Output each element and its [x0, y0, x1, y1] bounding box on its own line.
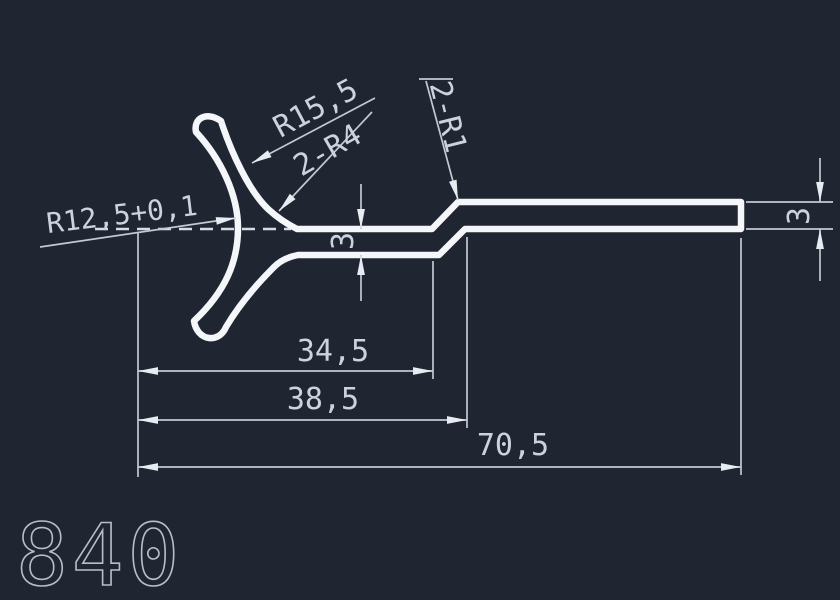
label-thickness-left: 3	[329, 232, 359, 250]
label-70-5: 70,5	[477, 431, 549, 461]
label-34-5: 34,5	[297, 337, 369, 367]
label-thickness-right: 3	[785, 207, 815, 225]
cad-drawing-canvas[interactable]: 840 R15,5 2-R4 2-R1 R12,5+0,1 3 3 34,5 3…	[0, 0, 840, 600]
label-38-5: 38,5	[287, 385, 359, 415]
drawing-linework: 840	[0, 0, 840, 600]
part-number: 840	[16, 506, 183, 600]
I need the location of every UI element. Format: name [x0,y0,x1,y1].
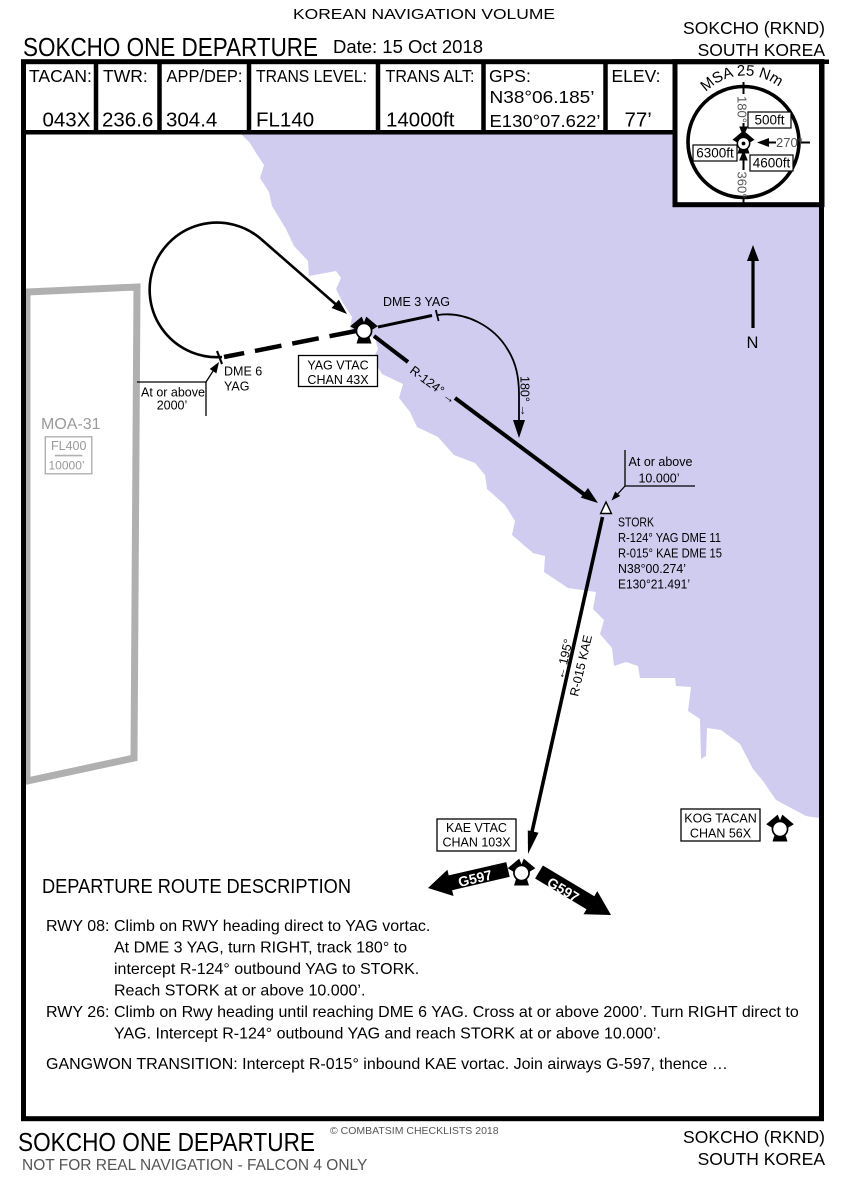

- - - - - - -

[Task requirements]: Pull out every line in the rows above that contains the word "element".

[Output]:
Output each element and its [x0, y0, x1, y1] bounding box on its own line.
I need the location of every UI element. Format: name [x0,y0,x1,y1].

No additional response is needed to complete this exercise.